» **Page excerpt**
Setting up Family Trust with Corporate Trustee

Hi all,
About to (re)start my investment journey, have set up LOC for deposits etc & now want to set up a family trust with a corporate trustee.
I am looking to purchase numerous properties over next 10years & want to protect these assets as well as enjoy the preferential tax treatment against the earnings of the portfolio.


Does anyone know what cost is involved in this? (I am aware that ASIC charge $800 alone for the co. setup).

Anyone in Melbourne's east can recommend a good accountant to set up these structures?

Thanks in advance
 
Are you expecting the properties to be negatively geared? If so, are you ok with the fact that tax losses in a family trust (including depreciation) cannot be distributed and would have to be rolled over in the trust?

The preferential tax treatment, as you call them, mainly relate to being able to distribute to different family members. Which only applies if you're making a taxable profit in the trust.
 
Our analysis shows that unless you’re on a very high income (say > $200k) and as long as you have a strong cash flow (i.e. you don’t need the gearing benefits from a cash flow perspective), holding property in a discretionary trust works out better in the long term (say over 20 years) from a taxation perspective. That said, it does depend on individual circumstances.

By the way KidsInheritance, make sure the deposit loan is in the trusts name. If not, you’ll have to lend the money into the trust which will break down some asset protection.
 
Stuart, does your analysis only take into account the one property over 20 years? Is it still advantageous if the person keeps refinancing to buy more, as most of us do?
Alex
 
That's the problem. If your strategy is to continually refinance to access more equity to purchase more property, it's likely the portfolio overall will be negative before tax until this strategy is changed.
 
Not if you use a land tax unit trust in NSW. Gets the land tax threshold so the same as holding in your own name, asset protection isn't as good as a discretionary trust but you get negative gearing plus the option to move to superannuation at a later stage or adopt the refinancing principle. Something that cannot be achieved by holding it in your own name.
 
Hi Alexlee, yes planning to build portfolio with positive cashflow IP's or those that with some value add's can turn around to neutral / positive pretty quickly.
Given this, want to minimise tax so hence a family trust seems like a good option.
StuartW, good point re deposit monies being in name of trust, can you elaborate on the breaking down of asset protection given loaning funds to trust?
Thanks
 
Stuart, does your analysis only take into account the one property over 20 years? Is it still advantageous if the person keeps refinancing to buy more, as most of us do?

» **Recorded data**
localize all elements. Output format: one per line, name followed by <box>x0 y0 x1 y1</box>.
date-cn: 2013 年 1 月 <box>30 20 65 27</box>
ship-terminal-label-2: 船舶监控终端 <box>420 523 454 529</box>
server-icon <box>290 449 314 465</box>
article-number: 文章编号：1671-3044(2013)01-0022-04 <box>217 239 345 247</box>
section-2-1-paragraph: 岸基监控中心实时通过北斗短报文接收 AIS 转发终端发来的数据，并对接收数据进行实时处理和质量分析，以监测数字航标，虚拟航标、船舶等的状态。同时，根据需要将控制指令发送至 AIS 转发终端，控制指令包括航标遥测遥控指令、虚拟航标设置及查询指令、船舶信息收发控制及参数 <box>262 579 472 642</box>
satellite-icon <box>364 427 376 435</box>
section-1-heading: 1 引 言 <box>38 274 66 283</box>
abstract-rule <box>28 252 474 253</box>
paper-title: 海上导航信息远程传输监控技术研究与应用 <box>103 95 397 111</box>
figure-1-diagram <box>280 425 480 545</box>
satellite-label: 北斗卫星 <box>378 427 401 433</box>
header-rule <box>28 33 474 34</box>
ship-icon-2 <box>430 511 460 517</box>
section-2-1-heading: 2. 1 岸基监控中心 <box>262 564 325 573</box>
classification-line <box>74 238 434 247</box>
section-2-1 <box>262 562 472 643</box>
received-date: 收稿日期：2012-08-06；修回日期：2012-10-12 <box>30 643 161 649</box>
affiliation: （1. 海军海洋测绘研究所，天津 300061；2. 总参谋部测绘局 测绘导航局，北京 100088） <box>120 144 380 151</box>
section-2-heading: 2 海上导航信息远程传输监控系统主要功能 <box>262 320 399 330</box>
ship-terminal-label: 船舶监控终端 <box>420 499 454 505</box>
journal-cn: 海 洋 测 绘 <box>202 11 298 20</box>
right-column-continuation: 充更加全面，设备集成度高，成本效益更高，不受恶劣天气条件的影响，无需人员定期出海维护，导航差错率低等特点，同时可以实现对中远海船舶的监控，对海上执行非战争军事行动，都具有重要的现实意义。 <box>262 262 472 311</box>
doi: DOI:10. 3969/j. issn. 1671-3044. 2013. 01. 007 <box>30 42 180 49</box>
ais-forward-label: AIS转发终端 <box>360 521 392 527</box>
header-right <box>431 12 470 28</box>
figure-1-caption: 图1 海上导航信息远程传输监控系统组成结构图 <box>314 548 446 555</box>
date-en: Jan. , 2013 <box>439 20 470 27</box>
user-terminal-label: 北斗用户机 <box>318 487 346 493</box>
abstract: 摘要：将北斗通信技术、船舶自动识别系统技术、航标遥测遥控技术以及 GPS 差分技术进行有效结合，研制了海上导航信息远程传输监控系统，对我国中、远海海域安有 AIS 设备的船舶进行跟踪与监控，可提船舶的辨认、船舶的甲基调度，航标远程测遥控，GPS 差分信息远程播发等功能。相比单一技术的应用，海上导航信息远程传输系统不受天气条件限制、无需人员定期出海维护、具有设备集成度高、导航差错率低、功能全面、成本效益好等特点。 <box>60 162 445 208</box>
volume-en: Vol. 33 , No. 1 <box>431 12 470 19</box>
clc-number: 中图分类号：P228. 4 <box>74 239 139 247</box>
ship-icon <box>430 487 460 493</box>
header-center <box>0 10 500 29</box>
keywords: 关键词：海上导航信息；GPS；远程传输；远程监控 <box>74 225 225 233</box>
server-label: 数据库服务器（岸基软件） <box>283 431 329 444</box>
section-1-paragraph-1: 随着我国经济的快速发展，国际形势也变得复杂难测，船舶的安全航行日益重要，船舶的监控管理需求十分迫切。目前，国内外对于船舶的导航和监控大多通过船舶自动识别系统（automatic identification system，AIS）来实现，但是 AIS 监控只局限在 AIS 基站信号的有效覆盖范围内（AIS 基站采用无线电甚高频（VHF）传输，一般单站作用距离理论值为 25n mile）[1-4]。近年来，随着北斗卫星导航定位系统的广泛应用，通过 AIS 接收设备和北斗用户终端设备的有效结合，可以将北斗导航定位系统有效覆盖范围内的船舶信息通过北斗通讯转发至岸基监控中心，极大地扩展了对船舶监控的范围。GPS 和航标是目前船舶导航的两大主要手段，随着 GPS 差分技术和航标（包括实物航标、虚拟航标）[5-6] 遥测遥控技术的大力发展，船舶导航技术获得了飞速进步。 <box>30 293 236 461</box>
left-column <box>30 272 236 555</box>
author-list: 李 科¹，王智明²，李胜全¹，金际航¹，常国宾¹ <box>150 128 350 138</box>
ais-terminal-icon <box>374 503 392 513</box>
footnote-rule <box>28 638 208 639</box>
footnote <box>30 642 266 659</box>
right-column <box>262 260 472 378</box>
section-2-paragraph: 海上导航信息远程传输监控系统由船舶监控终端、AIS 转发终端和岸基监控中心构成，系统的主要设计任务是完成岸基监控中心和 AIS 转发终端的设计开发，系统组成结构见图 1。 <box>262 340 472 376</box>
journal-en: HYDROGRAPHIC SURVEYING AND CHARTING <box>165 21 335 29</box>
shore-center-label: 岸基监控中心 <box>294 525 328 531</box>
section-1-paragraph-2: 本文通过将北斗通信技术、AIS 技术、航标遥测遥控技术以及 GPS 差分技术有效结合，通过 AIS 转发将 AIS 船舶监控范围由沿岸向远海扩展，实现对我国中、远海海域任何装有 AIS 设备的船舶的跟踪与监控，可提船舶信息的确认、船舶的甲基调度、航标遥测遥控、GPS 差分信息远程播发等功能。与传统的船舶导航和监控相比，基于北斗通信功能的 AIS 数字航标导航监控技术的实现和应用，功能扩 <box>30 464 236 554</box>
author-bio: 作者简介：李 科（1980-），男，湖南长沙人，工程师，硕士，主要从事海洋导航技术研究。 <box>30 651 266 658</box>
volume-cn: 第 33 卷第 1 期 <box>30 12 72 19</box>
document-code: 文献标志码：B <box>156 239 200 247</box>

» **Required work**
[a] In the family trust thread, how much does ASIC charge for the company setup, according to the first post?
[b] For each statement, say whether it agrees with the family trust thread. Answer yes or no and quote the words that decide it.
(i) Tax losses in a family trust can be distributed to family members.
(ii) The first poster plans to buy properties over the next ten years.
(iii) A land tax unit trust gives better asset protection than a discretionary trust.
The data above come from a separate source.

» **Your responses**
[a] $800

[b]
(i) No: "tax losses in a family trust (including depreciation) cannot be distributed and would have to be rolled over in the trust"
(ii) Yes: "I am looking to purchase numerous properties over next 10years"
(iii) No: "asset protection isn't as good as a discretionary trust"